Problem details: Copy each line of the data below with the word "Zoom".

++++++++++++++++++++

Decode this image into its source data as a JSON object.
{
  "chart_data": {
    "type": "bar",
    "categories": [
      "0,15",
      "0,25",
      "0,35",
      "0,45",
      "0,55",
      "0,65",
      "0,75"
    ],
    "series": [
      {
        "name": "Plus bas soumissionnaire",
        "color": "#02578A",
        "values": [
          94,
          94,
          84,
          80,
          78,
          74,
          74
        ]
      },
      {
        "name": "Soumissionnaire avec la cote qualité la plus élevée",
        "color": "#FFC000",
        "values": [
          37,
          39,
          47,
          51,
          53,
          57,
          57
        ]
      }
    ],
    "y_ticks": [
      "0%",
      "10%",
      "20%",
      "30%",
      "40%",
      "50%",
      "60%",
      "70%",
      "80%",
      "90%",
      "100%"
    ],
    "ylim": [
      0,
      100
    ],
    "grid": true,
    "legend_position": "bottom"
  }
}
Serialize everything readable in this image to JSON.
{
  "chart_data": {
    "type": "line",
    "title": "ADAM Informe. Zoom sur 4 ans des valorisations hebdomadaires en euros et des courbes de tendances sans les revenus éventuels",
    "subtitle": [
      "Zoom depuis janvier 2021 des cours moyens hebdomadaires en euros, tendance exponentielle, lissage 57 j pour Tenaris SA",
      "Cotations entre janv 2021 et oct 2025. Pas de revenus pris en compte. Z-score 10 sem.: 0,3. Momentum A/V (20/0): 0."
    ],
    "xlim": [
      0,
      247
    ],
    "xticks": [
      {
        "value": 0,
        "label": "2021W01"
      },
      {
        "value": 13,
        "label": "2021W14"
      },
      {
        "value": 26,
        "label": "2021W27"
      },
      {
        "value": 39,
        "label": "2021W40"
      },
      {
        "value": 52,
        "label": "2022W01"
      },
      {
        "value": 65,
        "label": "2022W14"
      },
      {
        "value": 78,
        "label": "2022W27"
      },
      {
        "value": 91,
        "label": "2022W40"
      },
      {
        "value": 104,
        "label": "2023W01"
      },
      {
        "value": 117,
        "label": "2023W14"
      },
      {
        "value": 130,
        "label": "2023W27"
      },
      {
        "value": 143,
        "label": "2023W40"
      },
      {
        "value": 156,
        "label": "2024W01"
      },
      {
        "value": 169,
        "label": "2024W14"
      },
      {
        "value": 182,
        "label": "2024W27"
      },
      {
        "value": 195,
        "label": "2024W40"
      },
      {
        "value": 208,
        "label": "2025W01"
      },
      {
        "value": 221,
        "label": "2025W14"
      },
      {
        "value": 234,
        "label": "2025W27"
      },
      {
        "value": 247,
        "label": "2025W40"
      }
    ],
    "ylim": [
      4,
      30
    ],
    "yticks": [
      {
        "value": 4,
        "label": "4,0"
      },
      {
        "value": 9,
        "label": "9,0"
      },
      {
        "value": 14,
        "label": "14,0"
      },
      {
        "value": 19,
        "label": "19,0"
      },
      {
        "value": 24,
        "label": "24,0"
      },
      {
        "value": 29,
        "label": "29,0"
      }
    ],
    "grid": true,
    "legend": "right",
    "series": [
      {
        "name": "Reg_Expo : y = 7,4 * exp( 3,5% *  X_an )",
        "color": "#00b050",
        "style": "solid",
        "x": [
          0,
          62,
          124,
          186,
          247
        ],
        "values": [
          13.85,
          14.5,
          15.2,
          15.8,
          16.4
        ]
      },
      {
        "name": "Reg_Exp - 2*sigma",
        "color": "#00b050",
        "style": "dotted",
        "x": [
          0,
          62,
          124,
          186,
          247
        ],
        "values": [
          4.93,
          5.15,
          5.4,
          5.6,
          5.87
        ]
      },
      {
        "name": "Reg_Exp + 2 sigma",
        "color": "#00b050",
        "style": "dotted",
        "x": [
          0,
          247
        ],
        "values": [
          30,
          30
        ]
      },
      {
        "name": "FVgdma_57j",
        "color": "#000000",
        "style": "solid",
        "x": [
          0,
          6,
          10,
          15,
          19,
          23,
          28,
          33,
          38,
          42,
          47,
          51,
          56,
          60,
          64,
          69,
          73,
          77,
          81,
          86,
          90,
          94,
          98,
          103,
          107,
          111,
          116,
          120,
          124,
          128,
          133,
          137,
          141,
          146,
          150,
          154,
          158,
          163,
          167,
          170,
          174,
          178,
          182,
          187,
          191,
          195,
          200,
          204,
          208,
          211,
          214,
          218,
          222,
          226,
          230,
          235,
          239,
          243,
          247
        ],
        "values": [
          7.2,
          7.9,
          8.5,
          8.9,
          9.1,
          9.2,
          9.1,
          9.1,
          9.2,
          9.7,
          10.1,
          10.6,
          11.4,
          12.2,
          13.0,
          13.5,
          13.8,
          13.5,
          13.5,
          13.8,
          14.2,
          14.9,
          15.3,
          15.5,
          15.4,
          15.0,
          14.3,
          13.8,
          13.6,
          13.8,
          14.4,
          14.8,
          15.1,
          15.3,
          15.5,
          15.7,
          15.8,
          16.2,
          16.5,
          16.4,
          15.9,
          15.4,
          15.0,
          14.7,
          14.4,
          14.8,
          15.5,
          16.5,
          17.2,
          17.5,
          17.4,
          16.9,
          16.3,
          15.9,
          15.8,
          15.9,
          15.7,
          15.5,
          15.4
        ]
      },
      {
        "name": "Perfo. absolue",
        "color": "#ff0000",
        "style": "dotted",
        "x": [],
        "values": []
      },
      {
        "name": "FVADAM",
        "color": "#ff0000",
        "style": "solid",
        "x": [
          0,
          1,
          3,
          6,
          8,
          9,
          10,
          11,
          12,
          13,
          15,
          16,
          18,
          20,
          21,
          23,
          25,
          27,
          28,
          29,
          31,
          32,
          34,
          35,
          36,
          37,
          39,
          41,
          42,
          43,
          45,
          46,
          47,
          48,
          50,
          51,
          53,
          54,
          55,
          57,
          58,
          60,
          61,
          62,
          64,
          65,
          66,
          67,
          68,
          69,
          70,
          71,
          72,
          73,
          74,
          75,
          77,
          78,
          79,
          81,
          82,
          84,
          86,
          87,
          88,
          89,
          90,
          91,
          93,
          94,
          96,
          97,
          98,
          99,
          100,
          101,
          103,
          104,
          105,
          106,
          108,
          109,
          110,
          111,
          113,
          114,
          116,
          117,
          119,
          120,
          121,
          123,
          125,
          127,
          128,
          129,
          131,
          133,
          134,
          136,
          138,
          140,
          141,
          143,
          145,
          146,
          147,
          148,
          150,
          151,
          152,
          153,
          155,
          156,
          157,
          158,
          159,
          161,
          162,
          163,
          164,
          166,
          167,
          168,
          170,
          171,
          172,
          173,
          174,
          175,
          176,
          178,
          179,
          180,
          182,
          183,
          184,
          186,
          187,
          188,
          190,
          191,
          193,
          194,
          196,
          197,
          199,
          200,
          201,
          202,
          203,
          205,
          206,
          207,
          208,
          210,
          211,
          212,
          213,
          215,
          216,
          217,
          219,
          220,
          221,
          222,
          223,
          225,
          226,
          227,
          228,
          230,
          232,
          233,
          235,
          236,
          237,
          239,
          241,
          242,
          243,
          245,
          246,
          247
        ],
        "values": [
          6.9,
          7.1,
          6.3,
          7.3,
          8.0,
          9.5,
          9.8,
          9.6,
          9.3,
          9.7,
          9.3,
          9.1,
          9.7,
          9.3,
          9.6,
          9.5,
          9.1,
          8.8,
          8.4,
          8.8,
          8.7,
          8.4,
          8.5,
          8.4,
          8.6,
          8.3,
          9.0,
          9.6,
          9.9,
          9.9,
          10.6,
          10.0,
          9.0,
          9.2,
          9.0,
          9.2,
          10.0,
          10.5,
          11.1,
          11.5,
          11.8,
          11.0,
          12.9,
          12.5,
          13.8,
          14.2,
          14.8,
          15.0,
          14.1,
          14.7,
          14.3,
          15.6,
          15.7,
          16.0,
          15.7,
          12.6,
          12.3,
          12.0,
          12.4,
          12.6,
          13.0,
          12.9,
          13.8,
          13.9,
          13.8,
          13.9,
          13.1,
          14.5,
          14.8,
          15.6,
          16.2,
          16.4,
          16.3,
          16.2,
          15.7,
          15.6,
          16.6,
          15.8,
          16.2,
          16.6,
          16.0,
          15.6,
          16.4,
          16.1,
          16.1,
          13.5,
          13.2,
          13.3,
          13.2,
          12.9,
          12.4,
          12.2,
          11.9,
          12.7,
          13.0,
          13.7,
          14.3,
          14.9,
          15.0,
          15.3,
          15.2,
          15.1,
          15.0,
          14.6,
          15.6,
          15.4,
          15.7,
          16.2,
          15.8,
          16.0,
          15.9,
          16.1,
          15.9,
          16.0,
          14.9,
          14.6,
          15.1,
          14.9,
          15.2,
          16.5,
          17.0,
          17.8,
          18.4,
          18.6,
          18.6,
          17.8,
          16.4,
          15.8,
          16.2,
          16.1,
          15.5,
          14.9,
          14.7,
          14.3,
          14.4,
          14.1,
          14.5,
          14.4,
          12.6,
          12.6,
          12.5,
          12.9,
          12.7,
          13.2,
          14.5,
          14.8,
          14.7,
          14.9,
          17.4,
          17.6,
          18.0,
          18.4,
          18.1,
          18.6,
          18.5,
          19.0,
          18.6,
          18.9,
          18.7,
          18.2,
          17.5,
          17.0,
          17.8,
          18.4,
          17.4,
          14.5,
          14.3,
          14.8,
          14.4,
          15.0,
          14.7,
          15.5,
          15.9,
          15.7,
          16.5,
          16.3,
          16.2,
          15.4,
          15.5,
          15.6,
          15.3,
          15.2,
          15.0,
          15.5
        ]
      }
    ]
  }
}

++++++++++++++++++++

Answer:
    "title": "ADAM Informe. Zoom sur 4 ans des valorisations hebdomadaires en euros et des courbes de tendances sans les revenus éventuels",
      "Zoom depuis janvier 2021 des cours moyens hebdomadaires en euros, tendance exponentielle, lissage 57 j pour Tenaris SA",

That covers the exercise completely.